→ **To be done**
Pull out every line below that holds the word "PLANTING".

[Records about charts and figures]

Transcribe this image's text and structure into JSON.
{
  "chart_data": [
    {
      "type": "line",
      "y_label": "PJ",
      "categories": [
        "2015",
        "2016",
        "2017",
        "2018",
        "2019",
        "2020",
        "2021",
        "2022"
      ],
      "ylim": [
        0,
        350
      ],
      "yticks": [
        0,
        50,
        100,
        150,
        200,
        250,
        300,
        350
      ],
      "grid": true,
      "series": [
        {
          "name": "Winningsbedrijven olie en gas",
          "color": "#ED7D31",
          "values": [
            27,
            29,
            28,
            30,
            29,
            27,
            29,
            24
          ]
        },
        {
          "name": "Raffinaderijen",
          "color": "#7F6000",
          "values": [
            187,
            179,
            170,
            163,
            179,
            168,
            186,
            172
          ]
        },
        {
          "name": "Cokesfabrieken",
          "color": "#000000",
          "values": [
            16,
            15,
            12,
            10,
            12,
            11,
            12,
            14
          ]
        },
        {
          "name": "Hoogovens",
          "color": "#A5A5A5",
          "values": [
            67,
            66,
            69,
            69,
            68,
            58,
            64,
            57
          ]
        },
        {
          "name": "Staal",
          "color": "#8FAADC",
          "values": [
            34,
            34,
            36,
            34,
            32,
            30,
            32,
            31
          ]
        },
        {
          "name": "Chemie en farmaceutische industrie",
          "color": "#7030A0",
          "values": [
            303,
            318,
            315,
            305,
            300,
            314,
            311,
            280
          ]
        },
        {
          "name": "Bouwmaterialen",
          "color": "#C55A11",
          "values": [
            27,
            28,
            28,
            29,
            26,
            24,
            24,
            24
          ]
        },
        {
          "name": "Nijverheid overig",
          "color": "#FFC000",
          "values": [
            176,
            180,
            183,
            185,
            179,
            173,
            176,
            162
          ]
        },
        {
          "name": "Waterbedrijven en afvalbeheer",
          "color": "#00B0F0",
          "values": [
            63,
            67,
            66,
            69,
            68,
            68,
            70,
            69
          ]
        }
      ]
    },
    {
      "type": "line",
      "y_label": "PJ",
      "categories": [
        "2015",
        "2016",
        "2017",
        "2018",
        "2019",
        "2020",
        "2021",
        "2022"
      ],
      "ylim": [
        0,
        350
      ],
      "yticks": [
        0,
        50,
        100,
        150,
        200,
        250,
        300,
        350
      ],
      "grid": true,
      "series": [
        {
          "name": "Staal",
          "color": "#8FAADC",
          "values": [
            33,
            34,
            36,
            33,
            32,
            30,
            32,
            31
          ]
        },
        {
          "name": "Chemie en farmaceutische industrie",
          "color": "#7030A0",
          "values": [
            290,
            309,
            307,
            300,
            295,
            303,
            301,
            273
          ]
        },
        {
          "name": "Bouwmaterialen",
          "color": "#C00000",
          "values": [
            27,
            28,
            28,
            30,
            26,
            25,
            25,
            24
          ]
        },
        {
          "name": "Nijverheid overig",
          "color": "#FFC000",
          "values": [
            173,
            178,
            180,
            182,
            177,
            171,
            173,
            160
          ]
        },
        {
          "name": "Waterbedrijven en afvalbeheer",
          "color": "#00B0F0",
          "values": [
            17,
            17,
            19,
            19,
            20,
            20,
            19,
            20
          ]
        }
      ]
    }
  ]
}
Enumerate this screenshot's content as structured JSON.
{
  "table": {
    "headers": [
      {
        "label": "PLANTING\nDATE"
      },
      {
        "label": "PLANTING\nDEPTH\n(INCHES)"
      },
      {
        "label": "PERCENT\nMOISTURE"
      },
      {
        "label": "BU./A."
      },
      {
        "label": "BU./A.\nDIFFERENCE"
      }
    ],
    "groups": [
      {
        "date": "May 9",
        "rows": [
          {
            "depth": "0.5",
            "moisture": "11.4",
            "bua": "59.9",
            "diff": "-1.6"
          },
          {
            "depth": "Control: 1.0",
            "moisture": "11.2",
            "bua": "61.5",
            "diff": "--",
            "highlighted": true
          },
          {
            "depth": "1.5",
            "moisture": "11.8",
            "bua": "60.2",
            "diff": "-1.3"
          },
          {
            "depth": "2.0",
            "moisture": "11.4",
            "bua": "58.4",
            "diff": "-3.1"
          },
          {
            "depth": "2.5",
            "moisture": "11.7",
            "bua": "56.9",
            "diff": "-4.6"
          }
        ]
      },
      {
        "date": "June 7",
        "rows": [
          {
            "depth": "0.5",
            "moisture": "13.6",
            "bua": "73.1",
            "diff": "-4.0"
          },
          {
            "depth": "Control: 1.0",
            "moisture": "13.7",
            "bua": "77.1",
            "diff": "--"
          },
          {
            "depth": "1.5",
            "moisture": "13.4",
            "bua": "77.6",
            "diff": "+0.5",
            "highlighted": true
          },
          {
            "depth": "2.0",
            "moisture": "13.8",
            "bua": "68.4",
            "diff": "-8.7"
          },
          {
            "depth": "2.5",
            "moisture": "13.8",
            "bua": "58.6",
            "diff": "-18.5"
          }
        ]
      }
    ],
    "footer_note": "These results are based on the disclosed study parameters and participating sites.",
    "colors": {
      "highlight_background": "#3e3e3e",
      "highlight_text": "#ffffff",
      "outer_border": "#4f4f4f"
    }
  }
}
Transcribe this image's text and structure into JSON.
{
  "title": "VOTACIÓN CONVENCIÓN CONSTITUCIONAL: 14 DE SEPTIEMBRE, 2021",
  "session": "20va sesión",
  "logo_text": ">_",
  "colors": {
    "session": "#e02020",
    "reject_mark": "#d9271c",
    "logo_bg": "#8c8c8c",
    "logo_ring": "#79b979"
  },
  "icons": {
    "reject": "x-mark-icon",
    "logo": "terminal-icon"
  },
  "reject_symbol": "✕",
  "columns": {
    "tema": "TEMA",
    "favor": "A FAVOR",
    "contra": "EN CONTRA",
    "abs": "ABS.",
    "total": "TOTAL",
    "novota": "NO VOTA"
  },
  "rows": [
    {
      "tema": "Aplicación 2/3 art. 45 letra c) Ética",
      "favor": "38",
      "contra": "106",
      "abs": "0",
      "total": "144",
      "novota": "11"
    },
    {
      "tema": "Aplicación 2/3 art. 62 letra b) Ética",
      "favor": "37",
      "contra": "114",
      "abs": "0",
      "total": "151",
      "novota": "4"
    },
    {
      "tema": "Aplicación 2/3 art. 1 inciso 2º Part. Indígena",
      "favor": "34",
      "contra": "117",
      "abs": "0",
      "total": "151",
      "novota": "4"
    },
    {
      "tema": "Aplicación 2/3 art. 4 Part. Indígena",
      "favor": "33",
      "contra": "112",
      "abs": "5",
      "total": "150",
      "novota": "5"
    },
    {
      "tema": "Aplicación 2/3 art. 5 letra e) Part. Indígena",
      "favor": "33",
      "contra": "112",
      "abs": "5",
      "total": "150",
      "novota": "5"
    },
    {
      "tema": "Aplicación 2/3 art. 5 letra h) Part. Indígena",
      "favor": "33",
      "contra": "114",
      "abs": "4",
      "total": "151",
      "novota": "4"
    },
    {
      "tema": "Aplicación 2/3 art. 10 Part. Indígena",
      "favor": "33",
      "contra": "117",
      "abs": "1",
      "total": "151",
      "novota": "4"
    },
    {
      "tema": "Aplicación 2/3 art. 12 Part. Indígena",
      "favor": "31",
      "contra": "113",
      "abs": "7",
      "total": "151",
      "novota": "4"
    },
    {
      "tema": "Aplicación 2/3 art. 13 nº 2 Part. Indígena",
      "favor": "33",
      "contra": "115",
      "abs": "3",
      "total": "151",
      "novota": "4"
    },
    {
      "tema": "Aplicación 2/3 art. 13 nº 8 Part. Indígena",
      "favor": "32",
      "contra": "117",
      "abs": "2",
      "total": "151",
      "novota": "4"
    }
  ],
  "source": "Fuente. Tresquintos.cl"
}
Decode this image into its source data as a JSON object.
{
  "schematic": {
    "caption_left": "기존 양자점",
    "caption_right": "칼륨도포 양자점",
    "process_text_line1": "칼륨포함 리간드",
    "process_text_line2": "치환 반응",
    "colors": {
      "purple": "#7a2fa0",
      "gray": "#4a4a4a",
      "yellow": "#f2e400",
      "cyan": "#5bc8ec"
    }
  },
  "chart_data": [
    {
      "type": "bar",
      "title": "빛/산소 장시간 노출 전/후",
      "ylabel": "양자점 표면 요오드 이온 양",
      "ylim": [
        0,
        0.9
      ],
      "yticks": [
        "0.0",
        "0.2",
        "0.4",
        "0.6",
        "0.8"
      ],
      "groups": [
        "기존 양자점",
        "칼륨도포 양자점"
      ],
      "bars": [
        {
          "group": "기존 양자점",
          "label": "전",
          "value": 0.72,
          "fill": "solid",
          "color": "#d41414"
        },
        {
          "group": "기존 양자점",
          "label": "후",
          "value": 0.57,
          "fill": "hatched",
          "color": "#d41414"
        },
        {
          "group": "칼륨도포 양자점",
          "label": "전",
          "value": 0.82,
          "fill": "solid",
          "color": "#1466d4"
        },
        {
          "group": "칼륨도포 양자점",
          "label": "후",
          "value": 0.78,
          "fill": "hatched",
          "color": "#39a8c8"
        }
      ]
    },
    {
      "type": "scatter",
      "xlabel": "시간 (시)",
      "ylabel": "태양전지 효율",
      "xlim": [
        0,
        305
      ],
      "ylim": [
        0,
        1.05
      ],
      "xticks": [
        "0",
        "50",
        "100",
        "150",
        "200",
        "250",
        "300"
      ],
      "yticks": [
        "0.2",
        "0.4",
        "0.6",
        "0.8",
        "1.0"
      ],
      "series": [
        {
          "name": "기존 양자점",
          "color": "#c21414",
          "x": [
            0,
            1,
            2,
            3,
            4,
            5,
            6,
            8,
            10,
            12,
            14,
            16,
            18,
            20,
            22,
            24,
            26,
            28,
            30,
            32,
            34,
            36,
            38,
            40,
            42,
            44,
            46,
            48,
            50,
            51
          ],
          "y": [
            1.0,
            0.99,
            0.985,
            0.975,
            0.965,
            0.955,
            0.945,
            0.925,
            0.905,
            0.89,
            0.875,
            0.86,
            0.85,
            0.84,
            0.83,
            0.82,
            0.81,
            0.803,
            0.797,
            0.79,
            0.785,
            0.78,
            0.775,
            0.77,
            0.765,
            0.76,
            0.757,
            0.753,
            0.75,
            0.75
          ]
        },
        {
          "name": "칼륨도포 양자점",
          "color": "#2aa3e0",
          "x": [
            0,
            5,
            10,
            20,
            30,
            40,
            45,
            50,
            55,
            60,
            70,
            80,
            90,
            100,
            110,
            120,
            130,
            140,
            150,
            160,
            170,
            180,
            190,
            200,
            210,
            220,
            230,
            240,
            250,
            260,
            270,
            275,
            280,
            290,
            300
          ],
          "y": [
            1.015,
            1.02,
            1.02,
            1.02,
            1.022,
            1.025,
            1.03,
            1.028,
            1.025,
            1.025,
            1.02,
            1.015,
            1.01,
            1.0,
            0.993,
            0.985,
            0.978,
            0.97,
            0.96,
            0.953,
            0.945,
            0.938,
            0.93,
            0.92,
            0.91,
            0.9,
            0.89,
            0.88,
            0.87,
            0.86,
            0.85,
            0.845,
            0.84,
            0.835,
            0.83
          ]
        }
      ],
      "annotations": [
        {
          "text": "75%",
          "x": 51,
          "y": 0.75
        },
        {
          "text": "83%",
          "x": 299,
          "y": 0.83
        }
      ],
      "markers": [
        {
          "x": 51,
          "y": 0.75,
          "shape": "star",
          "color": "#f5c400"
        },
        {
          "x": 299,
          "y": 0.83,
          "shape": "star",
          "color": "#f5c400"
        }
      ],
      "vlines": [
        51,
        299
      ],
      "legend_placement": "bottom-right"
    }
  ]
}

→ **Written answer**
        "label": "PLANTING\nDATE"
        "label": "PLANTING\nDEPTH\n(INCHES)"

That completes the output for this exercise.